→ Given records:
==========

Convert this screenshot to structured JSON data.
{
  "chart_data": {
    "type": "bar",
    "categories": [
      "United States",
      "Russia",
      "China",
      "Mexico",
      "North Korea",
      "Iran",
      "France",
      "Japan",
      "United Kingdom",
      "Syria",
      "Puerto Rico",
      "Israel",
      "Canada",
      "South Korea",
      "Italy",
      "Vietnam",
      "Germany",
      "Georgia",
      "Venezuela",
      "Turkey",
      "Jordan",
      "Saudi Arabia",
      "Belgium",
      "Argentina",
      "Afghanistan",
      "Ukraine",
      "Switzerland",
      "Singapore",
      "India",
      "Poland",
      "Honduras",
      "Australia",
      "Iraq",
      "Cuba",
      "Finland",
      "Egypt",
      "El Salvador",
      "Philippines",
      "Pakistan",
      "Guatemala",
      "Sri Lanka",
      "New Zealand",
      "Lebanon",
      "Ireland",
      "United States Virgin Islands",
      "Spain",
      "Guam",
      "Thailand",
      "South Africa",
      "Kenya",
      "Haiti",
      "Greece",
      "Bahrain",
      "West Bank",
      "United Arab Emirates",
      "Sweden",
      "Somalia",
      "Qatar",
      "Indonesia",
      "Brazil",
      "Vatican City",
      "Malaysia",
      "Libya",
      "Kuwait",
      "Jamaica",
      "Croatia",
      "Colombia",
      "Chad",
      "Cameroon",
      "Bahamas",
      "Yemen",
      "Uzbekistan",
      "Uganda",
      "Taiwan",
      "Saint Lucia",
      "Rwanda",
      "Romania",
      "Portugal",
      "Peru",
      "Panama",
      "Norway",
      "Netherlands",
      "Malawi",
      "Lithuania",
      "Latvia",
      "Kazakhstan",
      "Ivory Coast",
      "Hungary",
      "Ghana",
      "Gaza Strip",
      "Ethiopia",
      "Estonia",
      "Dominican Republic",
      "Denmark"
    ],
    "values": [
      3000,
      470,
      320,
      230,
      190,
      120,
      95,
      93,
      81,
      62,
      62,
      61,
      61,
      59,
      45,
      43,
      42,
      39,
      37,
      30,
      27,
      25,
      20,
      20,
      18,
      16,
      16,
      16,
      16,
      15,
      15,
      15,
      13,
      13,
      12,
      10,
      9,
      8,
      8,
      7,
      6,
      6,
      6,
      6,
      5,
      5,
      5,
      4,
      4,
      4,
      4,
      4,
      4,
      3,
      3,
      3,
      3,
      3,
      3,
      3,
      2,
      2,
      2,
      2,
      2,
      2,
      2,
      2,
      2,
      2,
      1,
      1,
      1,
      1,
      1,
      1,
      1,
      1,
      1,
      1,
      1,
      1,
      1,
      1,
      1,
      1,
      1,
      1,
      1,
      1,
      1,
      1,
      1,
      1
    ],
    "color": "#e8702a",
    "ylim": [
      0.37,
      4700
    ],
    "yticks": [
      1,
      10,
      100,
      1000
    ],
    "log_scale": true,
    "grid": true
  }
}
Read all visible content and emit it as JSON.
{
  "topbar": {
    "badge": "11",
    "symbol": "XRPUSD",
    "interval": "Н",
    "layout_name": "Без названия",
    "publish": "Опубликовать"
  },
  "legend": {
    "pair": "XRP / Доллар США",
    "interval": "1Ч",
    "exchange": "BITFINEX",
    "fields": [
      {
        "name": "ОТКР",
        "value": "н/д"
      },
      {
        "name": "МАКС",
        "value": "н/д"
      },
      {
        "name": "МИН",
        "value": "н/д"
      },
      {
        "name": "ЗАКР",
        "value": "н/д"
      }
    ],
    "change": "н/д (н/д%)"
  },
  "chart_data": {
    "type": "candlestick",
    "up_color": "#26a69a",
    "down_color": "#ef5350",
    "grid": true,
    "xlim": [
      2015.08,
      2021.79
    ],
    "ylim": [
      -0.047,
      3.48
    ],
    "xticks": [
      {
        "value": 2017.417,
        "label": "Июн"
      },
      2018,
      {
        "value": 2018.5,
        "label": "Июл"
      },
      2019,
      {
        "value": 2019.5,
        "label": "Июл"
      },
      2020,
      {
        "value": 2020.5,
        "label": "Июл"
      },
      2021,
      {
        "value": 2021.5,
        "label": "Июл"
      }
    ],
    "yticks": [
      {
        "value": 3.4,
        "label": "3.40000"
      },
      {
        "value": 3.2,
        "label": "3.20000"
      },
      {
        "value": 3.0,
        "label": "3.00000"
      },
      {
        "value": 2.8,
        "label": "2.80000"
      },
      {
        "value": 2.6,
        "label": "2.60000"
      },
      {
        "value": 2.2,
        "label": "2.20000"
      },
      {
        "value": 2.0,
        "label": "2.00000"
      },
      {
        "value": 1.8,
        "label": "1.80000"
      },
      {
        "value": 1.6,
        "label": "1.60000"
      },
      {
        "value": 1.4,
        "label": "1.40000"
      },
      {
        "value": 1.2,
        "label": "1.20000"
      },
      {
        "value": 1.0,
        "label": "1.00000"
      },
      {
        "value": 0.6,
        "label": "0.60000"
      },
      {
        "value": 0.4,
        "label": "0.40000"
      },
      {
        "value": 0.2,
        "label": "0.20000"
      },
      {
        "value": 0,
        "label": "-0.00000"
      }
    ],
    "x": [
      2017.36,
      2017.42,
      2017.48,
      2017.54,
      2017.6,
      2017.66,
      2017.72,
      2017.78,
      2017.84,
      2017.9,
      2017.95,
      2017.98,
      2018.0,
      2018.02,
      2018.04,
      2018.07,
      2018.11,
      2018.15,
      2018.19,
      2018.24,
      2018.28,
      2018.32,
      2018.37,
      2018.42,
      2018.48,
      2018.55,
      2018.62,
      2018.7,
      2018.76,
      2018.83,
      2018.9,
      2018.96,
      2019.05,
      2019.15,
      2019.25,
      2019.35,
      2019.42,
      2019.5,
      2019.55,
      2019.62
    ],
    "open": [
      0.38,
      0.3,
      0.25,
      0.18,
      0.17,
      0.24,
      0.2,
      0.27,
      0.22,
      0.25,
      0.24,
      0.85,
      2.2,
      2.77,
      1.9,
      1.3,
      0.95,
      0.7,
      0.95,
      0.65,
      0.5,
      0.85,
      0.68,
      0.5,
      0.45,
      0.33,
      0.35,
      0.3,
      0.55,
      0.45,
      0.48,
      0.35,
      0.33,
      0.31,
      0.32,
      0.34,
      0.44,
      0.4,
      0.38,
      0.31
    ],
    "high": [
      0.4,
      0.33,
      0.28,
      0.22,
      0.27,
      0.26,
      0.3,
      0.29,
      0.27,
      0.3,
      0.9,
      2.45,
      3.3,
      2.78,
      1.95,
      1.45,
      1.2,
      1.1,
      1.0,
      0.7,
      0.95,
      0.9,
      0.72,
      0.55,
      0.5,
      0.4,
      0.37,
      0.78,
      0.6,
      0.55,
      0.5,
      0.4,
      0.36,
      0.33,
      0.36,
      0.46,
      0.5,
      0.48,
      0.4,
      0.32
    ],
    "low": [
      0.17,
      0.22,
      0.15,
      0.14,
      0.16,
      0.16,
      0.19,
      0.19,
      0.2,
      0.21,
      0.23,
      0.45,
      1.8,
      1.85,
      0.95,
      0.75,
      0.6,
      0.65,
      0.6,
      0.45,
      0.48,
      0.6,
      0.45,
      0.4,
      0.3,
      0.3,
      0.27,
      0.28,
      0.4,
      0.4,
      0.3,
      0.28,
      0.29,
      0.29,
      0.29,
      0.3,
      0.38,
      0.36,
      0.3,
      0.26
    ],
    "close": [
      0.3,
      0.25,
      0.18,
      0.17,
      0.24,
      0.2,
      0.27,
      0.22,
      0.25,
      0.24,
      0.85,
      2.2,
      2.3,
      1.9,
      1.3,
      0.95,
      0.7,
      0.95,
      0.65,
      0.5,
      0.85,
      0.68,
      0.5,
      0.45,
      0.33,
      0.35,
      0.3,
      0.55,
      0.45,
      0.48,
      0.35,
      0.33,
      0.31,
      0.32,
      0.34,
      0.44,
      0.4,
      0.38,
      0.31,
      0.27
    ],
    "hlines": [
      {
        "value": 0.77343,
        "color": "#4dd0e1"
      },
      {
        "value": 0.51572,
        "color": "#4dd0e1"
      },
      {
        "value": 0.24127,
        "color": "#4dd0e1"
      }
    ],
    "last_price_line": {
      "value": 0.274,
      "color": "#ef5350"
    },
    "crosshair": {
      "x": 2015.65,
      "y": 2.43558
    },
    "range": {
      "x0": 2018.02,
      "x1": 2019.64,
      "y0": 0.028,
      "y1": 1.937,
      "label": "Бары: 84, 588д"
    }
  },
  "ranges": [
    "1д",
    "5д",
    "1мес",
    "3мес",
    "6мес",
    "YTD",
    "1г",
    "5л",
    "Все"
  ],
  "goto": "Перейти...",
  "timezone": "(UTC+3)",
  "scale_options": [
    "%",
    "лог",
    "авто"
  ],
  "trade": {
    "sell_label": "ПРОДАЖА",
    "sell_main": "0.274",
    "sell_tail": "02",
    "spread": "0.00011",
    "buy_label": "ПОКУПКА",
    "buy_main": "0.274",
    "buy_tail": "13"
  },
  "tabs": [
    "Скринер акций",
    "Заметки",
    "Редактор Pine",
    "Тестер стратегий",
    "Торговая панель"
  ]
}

==========

→ What is being asked:
In the records above, collect each line with "States".

→ Solution for this task:
      "United States",
      "United States Virgin Islands",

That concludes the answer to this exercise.